■ **TASK DETAILS**: Look through the records below and collect all lines that hold the string "Optimization".

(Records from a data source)
_ _ _ _

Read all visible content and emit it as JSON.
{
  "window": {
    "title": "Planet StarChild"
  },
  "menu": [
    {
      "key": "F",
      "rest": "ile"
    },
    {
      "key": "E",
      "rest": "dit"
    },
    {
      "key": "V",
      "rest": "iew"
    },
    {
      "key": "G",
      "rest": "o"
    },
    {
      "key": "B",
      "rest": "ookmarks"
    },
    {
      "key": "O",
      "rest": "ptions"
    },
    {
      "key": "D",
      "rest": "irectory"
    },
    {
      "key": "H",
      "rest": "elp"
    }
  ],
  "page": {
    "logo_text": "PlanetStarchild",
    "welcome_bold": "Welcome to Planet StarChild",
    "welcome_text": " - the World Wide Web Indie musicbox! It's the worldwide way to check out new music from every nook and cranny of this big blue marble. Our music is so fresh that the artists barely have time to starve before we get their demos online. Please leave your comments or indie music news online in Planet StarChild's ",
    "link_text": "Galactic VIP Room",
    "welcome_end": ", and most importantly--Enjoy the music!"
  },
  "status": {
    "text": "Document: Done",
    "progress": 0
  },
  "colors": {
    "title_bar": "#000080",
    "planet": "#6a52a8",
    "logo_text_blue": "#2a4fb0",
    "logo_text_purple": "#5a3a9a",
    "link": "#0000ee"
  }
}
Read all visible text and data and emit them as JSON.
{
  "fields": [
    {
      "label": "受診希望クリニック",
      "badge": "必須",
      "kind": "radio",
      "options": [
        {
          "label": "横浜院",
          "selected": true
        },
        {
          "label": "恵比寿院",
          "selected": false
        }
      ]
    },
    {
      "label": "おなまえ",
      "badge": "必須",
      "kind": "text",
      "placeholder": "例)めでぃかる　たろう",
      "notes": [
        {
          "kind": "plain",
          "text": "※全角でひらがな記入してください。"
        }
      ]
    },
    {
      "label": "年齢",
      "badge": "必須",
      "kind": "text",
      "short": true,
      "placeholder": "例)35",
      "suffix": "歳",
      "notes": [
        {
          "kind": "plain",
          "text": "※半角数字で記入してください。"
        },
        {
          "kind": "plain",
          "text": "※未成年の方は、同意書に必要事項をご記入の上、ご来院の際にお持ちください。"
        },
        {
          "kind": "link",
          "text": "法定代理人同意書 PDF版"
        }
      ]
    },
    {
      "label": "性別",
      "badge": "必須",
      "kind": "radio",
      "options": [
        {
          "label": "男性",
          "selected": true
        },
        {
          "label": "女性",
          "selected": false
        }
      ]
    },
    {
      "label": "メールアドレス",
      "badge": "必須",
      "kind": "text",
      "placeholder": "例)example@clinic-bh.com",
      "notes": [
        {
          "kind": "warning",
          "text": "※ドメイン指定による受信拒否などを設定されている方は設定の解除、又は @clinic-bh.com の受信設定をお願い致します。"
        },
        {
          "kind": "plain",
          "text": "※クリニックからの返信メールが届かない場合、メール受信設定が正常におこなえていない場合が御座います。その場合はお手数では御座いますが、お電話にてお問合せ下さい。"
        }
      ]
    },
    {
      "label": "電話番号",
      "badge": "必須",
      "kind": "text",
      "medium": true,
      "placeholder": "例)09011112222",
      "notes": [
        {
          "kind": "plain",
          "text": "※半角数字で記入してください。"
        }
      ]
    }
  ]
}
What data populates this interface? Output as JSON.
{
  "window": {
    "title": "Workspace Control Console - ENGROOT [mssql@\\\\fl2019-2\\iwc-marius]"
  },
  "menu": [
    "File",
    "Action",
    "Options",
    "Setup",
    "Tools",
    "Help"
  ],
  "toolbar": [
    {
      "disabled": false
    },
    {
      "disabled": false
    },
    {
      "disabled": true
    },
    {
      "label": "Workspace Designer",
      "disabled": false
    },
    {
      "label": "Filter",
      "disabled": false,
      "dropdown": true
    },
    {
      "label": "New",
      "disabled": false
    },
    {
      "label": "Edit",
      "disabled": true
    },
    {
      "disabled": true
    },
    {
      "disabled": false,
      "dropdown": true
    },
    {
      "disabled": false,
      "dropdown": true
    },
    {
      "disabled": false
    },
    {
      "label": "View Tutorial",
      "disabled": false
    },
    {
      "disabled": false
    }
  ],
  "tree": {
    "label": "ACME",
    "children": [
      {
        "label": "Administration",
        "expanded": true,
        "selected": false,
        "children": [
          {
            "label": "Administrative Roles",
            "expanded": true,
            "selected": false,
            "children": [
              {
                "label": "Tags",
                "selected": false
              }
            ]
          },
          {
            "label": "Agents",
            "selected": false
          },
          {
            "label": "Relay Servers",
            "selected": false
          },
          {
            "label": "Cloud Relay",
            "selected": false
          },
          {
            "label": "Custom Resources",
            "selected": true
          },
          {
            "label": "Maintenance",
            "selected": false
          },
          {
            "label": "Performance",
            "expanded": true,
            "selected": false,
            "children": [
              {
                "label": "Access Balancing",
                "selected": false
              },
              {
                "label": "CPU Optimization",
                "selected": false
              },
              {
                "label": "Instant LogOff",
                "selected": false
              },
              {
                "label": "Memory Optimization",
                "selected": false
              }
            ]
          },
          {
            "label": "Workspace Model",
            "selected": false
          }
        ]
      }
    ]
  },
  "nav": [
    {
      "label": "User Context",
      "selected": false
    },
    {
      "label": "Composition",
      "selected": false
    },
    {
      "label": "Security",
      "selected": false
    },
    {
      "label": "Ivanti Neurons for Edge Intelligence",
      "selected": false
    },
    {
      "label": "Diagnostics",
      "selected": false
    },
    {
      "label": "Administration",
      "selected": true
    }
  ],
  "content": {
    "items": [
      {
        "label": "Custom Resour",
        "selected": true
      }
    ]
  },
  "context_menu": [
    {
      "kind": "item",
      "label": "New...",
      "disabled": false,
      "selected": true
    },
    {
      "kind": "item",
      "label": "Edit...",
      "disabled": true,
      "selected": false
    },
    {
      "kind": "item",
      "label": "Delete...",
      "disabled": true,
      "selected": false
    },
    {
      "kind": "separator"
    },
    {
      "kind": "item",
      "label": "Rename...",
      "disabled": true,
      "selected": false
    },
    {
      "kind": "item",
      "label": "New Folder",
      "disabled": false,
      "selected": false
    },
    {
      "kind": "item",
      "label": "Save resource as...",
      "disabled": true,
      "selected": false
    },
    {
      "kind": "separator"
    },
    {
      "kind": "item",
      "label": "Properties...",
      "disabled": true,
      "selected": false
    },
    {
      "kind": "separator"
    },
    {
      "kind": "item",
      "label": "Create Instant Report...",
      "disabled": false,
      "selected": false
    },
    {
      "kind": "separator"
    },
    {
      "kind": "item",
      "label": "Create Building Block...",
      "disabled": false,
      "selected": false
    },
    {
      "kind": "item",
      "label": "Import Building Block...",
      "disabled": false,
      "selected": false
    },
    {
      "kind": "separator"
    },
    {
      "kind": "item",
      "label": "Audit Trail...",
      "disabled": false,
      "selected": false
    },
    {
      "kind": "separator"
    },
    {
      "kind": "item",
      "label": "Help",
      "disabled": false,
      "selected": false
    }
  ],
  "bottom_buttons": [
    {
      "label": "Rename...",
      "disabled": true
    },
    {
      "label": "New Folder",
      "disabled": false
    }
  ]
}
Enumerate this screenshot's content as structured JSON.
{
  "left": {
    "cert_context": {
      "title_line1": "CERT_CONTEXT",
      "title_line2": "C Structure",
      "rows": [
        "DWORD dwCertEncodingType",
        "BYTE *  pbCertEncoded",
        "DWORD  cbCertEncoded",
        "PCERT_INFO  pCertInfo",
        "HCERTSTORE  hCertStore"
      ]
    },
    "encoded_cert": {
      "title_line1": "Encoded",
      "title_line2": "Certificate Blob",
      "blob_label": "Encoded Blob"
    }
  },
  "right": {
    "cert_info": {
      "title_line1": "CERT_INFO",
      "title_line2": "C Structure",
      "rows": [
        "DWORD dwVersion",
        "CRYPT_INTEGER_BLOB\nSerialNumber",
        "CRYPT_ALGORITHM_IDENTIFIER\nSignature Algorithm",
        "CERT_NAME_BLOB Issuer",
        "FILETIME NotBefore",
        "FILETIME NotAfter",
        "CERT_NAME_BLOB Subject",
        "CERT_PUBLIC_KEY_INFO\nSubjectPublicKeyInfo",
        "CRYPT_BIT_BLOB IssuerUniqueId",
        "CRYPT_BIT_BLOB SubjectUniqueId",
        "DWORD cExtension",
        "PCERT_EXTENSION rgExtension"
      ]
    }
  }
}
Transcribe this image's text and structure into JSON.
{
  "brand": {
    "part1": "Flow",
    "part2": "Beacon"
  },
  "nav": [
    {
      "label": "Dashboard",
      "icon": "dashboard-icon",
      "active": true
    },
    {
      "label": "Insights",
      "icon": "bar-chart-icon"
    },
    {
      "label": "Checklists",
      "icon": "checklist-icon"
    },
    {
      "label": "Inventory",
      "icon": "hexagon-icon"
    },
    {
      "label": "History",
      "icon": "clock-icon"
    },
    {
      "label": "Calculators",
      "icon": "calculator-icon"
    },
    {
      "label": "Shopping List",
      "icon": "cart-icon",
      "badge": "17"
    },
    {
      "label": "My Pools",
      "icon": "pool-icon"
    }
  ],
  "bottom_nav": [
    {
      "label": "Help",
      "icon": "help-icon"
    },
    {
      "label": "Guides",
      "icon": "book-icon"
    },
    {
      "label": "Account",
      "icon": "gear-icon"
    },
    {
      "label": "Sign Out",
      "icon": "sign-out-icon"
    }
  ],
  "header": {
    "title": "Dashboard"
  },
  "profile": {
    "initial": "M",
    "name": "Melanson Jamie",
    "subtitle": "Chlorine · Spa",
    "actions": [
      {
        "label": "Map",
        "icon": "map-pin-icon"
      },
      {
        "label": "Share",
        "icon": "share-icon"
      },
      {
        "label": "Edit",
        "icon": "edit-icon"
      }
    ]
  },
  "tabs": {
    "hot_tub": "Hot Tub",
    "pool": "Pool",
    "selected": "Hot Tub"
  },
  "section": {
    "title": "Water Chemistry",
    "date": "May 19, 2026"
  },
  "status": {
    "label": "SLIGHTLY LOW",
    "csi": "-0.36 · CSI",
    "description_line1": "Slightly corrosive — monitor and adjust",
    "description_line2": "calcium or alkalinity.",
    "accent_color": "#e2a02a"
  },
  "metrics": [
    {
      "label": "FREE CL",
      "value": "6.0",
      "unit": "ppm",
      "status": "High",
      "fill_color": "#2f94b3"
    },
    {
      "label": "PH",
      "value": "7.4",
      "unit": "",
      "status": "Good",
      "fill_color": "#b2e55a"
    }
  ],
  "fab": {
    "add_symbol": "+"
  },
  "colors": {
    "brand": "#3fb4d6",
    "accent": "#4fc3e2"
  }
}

_ _ _ _

■ **WRITTEN ANSWER**:
                "label": "CPU Optimization",
                "label": "Memory Optimization",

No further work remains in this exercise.